▶ _Exercise details_
Go through the entries below and copy each line containing the word "title".

(Figure data in JSON)
--*--

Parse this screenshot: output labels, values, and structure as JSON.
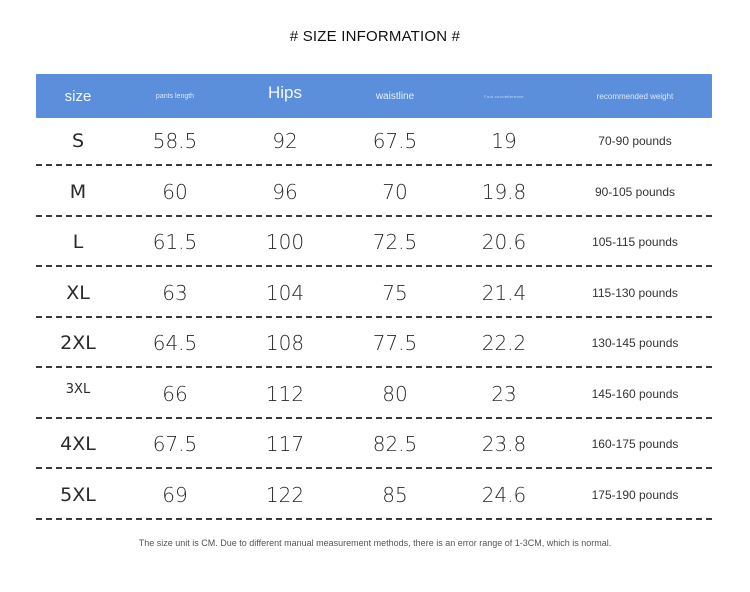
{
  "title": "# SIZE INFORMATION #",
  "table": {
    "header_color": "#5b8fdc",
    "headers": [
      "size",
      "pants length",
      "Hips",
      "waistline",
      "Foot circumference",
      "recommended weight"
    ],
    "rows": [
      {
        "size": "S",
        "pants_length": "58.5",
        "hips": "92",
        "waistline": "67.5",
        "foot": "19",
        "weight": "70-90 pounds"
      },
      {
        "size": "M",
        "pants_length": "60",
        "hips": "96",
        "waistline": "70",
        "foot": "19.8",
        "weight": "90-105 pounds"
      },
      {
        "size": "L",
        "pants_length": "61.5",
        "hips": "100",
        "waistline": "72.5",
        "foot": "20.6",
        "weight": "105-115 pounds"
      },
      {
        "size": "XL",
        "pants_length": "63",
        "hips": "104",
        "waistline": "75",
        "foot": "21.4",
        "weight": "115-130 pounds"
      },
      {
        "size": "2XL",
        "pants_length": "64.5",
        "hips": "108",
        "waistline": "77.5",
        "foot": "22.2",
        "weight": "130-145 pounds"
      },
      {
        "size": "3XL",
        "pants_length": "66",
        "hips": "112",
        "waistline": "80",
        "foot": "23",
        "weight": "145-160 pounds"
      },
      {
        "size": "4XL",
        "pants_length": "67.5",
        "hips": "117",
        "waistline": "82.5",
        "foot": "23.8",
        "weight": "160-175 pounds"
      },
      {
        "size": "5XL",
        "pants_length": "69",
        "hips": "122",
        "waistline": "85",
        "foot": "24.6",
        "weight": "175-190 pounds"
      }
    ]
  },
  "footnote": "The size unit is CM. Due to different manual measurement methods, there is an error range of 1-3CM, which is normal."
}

--*--

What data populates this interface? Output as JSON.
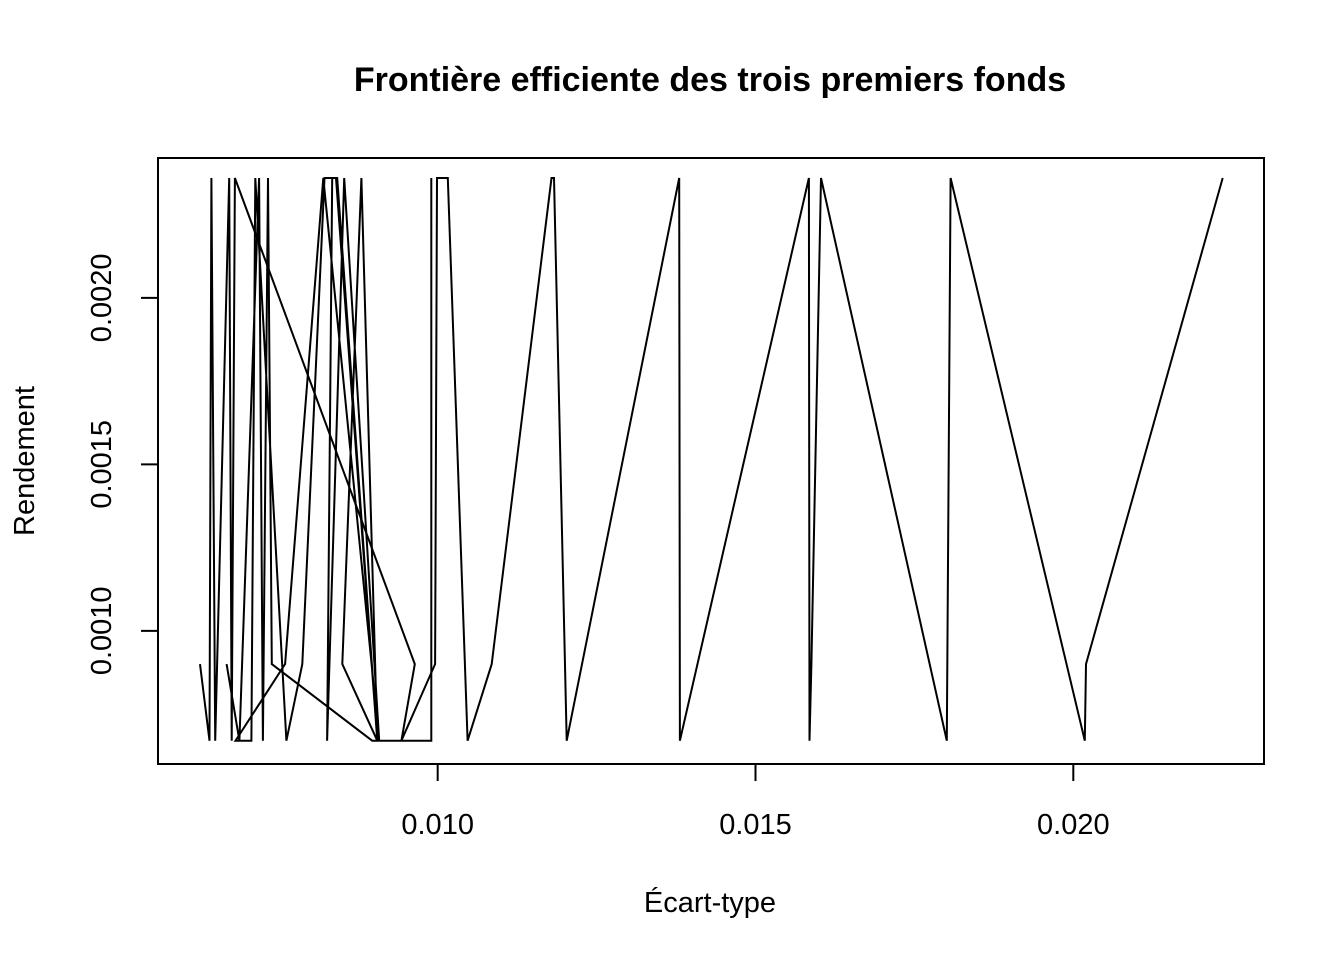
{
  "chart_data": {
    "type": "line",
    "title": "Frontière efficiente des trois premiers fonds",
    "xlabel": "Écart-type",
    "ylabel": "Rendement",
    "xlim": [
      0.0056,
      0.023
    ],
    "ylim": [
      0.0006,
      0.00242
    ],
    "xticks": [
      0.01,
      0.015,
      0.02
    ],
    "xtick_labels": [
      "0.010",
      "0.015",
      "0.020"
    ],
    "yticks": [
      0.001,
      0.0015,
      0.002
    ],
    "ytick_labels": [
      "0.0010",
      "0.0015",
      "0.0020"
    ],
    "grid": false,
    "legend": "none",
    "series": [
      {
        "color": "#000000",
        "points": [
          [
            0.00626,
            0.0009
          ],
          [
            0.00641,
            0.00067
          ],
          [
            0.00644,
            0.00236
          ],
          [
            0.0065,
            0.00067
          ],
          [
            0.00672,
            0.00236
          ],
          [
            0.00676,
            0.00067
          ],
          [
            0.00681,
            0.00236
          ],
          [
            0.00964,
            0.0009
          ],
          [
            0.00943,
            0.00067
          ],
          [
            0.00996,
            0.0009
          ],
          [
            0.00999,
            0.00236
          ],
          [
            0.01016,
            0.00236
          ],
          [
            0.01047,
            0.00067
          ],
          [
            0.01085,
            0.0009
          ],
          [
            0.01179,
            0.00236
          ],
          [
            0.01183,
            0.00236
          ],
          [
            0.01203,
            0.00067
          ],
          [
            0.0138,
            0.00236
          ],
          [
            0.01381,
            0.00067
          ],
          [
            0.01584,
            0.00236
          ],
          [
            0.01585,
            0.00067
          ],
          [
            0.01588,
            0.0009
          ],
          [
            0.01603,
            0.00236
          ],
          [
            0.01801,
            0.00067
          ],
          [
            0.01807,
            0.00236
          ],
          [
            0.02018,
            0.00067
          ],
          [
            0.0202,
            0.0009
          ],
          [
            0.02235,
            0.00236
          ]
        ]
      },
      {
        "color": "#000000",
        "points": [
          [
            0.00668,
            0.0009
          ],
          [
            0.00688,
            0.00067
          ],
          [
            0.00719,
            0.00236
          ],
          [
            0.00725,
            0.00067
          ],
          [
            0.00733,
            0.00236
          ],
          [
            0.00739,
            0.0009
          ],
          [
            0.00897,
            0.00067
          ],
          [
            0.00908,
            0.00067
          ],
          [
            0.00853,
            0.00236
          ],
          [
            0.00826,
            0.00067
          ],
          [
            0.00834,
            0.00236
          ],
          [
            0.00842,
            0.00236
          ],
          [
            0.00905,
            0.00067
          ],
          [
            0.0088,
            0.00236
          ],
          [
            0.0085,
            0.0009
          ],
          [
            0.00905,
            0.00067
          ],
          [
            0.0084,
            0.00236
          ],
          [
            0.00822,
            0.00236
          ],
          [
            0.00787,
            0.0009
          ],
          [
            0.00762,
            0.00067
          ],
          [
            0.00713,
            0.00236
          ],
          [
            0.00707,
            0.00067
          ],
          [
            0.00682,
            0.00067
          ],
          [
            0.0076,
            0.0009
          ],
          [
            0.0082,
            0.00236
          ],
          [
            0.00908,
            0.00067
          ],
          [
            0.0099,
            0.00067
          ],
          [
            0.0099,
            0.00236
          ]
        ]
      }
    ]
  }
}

--*--

▶ _Final result_
  "title": "# SIZE INFORMATION #",
    "title": "Frontière efficiente des trois premiers fonds",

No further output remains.